Available data »
═══

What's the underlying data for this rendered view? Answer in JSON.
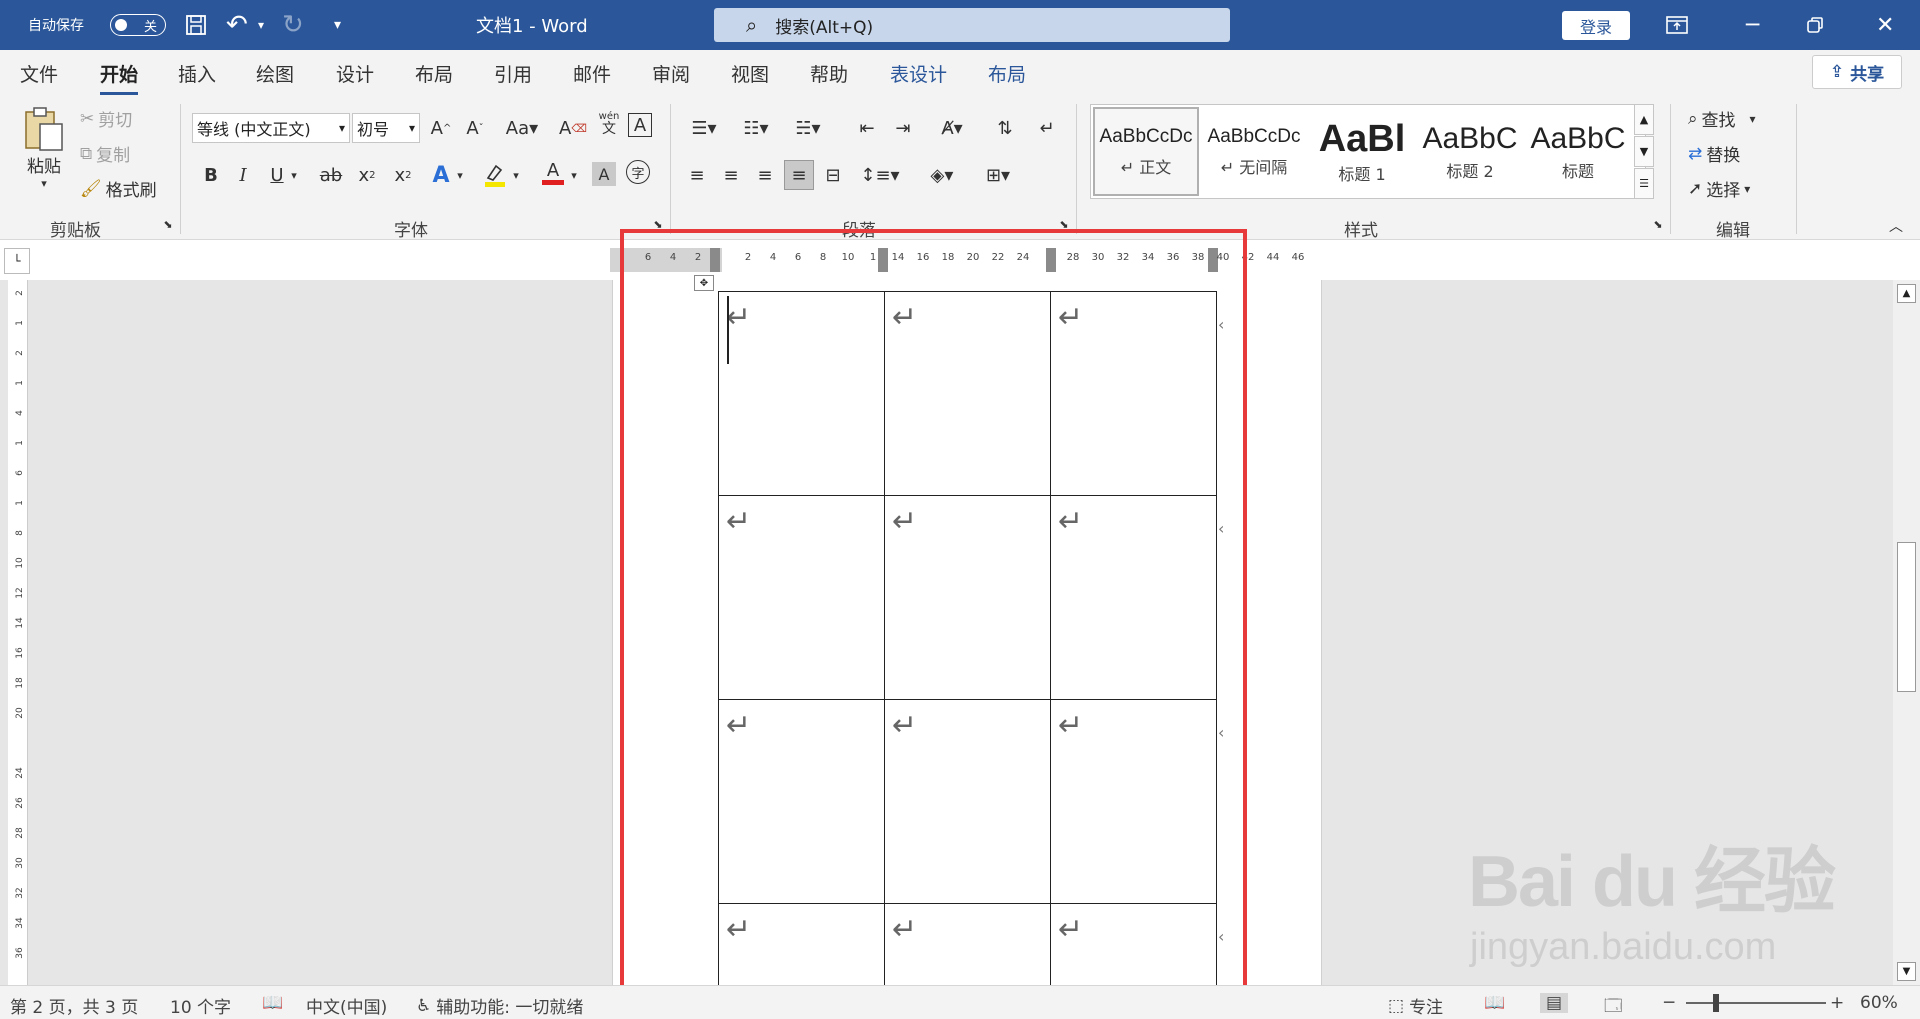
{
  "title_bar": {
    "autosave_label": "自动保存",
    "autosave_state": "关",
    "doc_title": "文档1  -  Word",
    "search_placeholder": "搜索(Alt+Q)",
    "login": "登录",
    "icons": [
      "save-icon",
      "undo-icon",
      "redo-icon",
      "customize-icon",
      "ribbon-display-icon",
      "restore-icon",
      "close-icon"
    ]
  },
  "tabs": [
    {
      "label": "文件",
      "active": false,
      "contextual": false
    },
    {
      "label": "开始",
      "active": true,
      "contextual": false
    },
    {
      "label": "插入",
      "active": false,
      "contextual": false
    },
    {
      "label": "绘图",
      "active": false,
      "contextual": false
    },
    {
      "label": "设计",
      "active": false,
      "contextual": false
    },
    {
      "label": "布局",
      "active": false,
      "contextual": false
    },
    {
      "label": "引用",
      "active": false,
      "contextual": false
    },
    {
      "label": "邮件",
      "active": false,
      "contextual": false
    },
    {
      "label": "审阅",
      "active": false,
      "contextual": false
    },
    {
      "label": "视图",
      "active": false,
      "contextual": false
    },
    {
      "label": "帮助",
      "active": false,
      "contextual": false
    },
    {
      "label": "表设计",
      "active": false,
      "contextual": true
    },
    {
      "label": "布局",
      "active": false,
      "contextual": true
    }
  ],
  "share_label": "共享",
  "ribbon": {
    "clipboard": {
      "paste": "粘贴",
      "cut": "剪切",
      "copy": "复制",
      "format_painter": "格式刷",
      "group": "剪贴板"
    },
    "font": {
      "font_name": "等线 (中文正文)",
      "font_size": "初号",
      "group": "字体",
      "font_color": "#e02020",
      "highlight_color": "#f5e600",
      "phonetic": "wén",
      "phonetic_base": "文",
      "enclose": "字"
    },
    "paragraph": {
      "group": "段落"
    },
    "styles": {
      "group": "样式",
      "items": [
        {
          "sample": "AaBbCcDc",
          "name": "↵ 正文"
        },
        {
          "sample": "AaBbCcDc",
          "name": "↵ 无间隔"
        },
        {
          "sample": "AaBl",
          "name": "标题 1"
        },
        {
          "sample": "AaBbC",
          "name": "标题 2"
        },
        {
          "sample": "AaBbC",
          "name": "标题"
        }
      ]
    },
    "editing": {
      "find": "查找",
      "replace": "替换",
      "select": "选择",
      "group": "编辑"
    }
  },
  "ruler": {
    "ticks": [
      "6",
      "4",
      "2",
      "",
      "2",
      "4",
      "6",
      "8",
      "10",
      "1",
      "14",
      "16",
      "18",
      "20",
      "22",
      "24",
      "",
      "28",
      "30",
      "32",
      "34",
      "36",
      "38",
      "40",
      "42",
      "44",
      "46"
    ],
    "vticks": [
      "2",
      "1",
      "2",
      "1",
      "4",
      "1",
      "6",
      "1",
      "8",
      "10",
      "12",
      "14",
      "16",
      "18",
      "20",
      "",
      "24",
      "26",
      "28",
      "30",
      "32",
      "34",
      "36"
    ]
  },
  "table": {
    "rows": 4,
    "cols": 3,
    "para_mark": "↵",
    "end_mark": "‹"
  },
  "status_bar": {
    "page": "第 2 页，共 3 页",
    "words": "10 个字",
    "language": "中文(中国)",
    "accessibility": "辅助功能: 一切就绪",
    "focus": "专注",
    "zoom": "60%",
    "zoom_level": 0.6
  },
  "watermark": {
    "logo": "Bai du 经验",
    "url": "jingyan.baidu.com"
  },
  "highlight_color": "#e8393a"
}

═══

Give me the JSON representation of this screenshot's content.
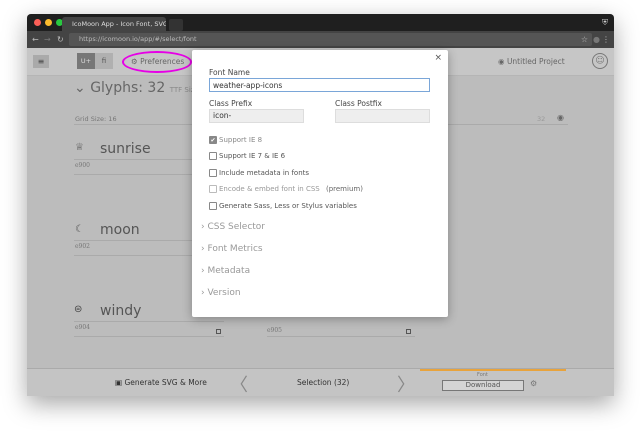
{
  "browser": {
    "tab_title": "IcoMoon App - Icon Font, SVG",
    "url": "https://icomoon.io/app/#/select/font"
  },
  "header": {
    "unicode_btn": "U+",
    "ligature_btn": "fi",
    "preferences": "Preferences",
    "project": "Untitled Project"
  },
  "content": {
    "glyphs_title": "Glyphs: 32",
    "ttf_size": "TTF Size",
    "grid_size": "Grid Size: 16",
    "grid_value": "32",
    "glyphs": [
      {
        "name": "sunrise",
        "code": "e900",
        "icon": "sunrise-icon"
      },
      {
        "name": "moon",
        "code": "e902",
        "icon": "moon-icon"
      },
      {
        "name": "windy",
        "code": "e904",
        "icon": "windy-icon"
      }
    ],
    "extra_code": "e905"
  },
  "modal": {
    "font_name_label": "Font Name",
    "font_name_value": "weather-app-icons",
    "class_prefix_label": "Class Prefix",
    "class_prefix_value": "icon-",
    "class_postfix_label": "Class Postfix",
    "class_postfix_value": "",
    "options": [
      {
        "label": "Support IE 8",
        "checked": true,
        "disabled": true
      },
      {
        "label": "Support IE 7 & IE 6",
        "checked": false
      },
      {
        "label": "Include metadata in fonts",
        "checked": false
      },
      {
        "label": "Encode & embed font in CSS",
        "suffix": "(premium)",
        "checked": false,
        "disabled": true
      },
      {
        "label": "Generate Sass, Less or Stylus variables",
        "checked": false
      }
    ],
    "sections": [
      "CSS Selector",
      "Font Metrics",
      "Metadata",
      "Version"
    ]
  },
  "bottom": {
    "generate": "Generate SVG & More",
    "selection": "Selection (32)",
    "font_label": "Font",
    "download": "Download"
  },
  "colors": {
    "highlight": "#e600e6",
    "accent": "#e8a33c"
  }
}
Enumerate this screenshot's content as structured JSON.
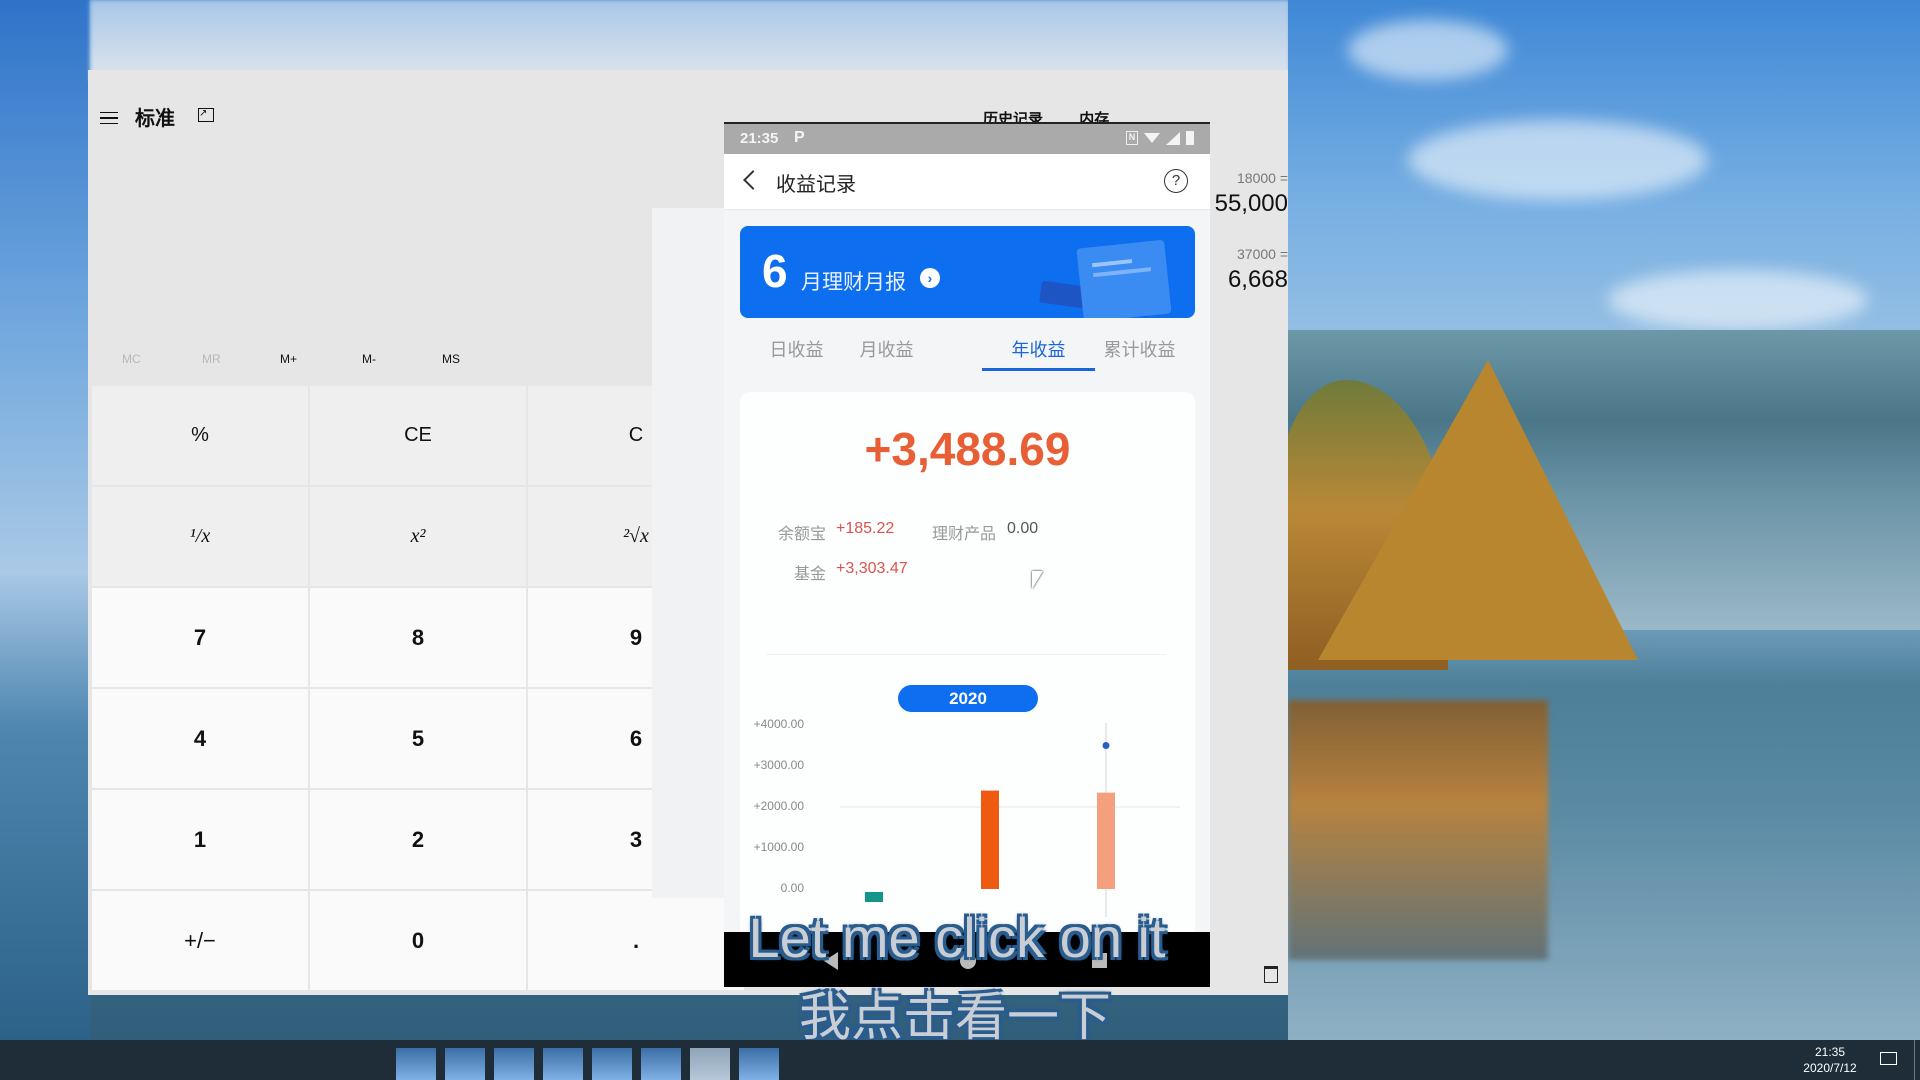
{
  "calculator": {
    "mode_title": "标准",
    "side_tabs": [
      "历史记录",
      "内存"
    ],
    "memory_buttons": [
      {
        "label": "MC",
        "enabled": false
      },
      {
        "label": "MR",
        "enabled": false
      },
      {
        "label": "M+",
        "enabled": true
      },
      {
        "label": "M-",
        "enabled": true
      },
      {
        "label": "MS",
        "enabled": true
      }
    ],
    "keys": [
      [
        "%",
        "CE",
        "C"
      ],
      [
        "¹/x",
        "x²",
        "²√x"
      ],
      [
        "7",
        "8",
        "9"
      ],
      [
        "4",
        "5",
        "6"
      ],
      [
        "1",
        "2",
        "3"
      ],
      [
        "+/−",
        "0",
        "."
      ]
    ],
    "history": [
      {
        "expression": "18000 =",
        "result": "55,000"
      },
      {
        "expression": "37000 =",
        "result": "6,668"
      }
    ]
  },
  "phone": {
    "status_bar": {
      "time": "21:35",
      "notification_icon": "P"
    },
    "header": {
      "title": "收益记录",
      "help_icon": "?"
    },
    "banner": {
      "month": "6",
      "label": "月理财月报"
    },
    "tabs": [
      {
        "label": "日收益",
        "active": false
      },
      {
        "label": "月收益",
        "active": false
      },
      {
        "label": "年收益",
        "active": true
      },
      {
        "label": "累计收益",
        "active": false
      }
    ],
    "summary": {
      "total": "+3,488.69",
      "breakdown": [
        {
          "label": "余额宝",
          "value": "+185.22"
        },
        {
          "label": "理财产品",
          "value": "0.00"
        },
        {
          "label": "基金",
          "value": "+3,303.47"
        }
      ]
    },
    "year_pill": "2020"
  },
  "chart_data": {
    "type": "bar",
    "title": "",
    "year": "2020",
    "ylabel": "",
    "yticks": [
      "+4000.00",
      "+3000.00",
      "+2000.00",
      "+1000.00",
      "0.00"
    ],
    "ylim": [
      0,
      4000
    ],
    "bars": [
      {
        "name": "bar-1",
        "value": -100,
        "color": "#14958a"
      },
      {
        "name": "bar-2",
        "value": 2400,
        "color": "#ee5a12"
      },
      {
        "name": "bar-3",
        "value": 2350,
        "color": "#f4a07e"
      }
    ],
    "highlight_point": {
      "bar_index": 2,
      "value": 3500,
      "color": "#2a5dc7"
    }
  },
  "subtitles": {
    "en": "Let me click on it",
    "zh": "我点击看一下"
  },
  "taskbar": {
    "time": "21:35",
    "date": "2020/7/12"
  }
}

═══

Brief »
Return from the data every line that holds "Generate".

Output »
        "label": "Generate Sass, Less or Stylus variables",
    "generate": "Generate SVG & More",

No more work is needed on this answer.